** BEGIN Information given **
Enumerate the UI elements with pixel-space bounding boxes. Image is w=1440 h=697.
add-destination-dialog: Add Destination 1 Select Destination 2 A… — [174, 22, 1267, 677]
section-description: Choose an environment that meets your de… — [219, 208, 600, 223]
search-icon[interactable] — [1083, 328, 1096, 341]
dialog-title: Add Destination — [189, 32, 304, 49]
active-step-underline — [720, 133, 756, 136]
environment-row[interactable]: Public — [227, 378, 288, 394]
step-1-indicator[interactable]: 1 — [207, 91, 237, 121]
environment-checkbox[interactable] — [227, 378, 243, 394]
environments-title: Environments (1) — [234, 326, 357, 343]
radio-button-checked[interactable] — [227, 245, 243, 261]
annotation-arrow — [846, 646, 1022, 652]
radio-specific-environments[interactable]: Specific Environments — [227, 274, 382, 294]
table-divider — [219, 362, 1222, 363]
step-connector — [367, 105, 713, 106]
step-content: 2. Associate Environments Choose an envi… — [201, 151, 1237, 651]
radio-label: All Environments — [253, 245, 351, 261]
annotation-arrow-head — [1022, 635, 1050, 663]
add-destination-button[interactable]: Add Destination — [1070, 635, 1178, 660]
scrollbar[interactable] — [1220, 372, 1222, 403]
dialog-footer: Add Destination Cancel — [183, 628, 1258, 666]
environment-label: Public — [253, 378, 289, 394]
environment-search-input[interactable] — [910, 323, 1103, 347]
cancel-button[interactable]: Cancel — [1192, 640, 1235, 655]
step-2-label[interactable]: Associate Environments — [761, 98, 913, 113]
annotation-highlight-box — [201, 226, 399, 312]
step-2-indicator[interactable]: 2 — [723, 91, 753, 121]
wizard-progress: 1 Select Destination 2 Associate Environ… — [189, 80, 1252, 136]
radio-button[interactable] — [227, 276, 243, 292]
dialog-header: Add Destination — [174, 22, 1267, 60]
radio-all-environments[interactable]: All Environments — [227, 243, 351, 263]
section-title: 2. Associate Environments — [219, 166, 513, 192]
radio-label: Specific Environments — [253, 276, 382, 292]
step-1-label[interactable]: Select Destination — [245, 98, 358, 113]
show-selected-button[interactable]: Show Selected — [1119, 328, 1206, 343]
** END Information given **
Objective:
Rewrite the data above with every occurrence of "Public" replaced by "Production", keeping everything else the same.

Answer in full:
Enumerate the UI elements with pixel-space bounding boxes. Image is w=1440 h=697.
add-destination-dialog: Add Destination 1 Select Destination 2 A… — [174, 22, 1267, 677]
section-description: Choose an environment that meets your de… — [219, 208, 600, 223]
search-icon[interactable] — [1083, 328, 1096, 341]
dialog-title: Add Destination — [189, 32, 304, 49]
active-step-underline — [720, 133, 756, 136]
environment-row[interactable]: Production — [227, 378, 288, 394]
step-1-indicator[interactable]: 1 — [207, 91, 237, 121]
environment-checkbox[interactable] — [227, 378, 243, 394]
environments-title: Environments (1) — [234, 326, 357, 343]
radio-button-checked[interactable] — [227, 245, 243, 261]
annotation-arrow — [846, 646, 1022, 652]
radio-specific-environments[interactable]: Specific Environments — [227, 274, 382, 294]
table-divider — [219, 362, 1222, 363]
step-connector — [367, 105, 713, 106]
step-content: 2. Associate Environments Choose an envi… — [201, 151, 1237, 651]
radio-label: All Environments — [253, 245, 351, 261]
annotation-arrow-head — [1022, 635, 1050, 663]
add-destination-button[interactable]: Add Destination — [1070, 635, 1178, 660]
scrollbar[interactable] — [1220, 372, 1222, 403]
dialog-footer: Add Destination Cancel — [183, 628, 1258, 666]
environment-label: Production — [253, 378, 289, 394]
environment-search-input[interactable] — [910, 323, 1103, 347]
cancel-button[interactable]: Cancel — [1192, 640, 1235, 655]
step-2-label[interactable]: Associate Environments — [761, 98, 913, 113]
annotation-highlight-box — [201, 226, 399, 312]
step-2-indicator[interactable]: 2 — [723, 91, 753, 121]
wizard-progress: 1 Select Destination 2 Associate Environ… — [189, 80, 1252, 136]
radio-button[interactable] — [227, 276, 243, 292]
dialog-header: Add Destination — [174, 22, 1267, 60]
radio-all-environments[interactable]: All Environments — [227, 243, 351, 263]
section-title: 2. Associate Environments — [219, 166, 513, 192]
radio-label: Specific Environments — [253, 276, 382, 292]
step-1-label[interactable]: Select Destination — [245, 98, 358, 113]
show-selected-button[interactable]: Show Selected — [1119, 328, 1206, 343]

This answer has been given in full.